_Dataset records:_
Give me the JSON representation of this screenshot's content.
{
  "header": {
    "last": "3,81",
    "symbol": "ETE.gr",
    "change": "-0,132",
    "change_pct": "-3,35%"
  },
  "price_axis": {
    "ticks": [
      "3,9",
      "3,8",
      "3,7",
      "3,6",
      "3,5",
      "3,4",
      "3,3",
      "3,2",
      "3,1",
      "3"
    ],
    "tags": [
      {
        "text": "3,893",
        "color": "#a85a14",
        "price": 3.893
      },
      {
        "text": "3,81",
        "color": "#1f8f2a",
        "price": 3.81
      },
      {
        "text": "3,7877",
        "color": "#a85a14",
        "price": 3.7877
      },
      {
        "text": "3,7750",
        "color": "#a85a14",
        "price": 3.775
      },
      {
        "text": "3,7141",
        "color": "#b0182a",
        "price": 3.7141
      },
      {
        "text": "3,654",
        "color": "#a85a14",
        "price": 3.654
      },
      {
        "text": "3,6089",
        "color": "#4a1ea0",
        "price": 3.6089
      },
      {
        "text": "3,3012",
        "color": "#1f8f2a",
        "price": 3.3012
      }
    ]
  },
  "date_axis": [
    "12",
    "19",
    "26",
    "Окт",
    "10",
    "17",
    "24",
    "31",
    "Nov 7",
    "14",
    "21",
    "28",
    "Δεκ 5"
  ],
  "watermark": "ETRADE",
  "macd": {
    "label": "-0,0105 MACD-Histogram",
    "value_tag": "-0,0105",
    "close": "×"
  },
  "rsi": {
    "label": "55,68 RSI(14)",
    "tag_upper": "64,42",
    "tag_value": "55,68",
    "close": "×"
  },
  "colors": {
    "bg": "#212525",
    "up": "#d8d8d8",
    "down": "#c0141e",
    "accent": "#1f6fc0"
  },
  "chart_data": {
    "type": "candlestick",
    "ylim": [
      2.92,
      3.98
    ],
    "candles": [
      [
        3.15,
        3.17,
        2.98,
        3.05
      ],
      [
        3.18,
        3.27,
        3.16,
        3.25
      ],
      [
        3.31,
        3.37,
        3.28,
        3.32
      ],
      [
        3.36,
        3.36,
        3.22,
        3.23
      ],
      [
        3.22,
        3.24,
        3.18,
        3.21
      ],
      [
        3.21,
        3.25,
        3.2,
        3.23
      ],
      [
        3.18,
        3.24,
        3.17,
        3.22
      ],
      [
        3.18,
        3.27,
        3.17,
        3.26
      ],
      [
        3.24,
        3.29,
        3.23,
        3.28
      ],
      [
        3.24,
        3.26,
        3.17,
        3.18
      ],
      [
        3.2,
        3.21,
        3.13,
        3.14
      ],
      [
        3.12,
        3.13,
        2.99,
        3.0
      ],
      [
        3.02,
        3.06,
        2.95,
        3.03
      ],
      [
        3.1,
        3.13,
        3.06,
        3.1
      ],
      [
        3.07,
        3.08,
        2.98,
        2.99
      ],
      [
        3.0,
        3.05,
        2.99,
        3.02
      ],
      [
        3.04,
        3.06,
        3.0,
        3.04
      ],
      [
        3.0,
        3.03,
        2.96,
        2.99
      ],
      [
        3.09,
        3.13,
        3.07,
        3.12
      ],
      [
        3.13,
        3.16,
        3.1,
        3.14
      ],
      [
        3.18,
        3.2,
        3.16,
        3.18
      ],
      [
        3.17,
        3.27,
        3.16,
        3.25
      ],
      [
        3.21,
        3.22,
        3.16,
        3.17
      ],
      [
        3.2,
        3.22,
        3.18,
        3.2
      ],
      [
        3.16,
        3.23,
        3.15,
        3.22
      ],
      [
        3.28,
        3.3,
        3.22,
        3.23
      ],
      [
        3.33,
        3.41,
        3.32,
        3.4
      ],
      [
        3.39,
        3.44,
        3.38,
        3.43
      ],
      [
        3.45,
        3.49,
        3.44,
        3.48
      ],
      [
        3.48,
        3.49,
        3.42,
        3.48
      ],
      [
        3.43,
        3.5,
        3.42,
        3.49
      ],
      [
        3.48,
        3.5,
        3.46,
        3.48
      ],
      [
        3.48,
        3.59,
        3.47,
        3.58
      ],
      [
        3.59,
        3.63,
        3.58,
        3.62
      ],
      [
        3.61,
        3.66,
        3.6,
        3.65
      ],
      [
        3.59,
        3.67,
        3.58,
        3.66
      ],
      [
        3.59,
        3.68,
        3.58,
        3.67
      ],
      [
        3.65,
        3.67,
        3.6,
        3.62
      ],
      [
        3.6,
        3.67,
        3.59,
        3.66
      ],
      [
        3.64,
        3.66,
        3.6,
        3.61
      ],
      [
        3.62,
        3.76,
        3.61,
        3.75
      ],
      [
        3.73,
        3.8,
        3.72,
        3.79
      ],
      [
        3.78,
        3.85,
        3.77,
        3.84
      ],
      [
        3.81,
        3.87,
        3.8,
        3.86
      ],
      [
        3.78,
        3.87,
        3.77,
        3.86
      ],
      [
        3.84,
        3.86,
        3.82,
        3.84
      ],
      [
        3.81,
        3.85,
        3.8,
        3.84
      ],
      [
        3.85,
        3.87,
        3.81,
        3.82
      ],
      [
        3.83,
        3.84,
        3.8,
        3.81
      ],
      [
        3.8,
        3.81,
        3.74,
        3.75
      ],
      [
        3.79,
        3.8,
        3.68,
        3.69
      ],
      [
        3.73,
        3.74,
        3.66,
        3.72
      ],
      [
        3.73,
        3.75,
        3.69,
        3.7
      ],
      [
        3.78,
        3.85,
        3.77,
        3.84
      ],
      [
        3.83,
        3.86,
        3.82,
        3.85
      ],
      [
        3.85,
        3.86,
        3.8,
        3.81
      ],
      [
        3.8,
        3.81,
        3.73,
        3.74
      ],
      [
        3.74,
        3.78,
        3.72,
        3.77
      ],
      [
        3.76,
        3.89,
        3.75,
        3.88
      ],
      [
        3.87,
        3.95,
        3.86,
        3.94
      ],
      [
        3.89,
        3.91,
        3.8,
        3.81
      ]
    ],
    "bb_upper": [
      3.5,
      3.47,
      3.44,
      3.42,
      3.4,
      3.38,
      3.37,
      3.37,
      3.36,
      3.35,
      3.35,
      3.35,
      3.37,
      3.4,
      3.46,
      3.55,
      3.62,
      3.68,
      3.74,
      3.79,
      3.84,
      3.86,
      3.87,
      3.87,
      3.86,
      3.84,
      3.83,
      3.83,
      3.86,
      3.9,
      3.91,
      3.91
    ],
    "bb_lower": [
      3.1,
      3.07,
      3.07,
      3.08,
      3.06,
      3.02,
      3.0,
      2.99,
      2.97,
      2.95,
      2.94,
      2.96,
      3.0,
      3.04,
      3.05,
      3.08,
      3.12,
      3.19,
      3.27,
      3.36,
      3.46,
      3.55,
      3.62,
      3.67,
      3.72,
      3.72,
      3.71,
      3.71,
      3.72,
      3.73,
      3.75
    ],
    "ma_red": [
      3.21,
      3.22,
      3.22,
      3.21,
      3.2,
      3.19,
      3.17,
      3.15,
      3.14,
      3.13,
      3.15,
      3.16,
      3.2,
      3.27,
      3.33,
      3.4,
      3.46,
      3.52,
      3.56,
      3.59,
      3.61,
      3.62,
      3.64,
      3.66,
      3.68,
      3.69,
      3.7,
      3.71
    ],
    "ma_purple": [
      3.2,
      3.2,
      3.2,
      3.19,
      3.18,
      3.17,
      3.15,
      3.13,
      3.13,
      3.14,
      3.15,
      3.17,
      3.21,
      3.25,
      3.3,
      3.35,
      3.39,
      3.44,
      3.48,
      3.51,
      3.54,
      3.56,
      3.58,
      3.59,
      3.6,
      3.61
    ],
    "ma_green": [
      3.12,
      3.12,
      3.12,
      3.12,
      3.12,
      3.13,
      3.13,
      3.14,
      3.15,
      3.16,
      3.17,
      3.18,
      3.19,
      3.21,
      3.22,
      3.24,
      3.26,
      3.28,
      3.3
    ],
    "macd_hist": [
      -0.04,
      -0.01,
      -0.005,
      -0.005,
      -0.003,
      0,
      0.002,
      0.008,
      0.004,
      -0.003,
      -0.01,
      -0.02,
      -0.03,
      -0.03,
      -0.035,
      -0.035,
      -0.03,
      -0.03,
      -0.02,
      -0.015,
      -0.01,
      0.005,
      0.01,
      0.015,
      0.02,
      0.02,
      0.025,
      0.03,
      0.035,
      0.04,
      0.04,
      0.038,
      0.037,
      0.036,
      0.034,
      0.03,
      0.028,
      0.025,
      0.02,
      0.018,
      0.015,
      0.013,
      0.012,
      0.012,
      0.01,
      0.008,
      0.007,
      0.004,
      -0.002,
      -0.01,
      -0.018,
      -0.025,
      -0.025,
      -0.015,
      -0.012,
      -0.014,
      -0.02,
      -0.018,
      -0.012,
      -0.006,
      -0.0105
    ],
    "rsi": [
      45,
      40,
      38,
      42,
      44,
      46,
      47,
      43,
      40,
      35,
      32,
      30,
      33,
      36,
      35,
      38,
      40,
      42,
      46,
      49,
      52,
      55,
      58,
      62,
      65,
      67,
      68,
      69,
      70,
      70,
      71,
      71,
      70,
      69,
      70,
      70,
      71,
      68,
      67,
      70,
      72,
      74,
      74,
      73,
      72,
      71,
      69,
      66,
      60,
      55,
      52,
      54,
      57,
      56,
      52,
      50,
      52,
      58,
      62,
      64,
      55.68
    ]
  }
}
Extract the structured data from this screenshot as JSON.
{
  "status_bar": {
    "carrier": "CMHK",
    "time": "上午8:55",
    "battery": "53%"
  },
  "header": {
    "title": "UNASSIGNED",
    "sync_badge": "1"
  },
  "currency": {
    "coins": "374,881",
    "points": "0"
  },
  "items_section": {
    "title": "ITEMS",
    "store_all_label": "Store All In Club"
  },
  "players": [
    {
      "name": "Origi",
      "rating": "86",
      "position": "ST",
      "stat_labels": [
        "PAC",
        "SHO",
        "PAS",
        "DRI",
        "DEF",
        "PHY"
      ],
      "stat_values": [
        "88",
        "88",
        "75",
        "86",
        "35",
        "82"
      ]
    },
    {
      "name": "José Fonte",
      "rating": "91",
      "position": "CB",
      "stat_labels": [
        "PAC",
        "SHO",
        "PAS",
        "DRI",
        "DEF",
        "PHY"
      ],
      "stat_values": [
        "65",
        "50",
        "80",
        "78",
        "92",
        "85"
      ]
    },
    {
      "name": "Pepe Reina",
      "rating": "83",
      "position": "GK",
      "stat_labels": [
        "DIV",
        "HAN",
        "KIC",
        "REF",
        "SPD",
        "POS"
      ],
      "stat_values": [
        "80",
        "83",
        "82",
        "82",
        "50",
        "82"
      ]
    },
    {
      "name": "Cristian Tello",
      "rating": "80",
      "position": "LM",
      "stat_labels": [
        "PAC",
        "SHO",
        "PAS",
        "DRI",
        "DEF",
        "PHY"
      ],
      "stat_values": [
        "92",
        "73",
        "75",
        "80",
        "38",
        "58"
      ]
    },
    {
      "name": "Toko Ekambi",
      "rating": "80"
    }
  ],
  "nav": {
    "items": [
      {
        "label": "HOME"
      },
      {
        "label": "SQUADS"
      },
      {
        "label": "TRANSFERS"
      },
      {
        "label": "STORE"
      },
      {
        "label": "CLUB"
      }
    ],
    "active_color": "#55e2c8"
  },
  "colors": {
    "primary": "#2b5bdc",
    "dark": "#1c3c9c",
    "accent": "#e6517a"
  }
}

_TASK GOAL:_ What is the number of lines above that contain "rating"? Answer with that number only.

_ANSWER TO THIS TASK:_ 5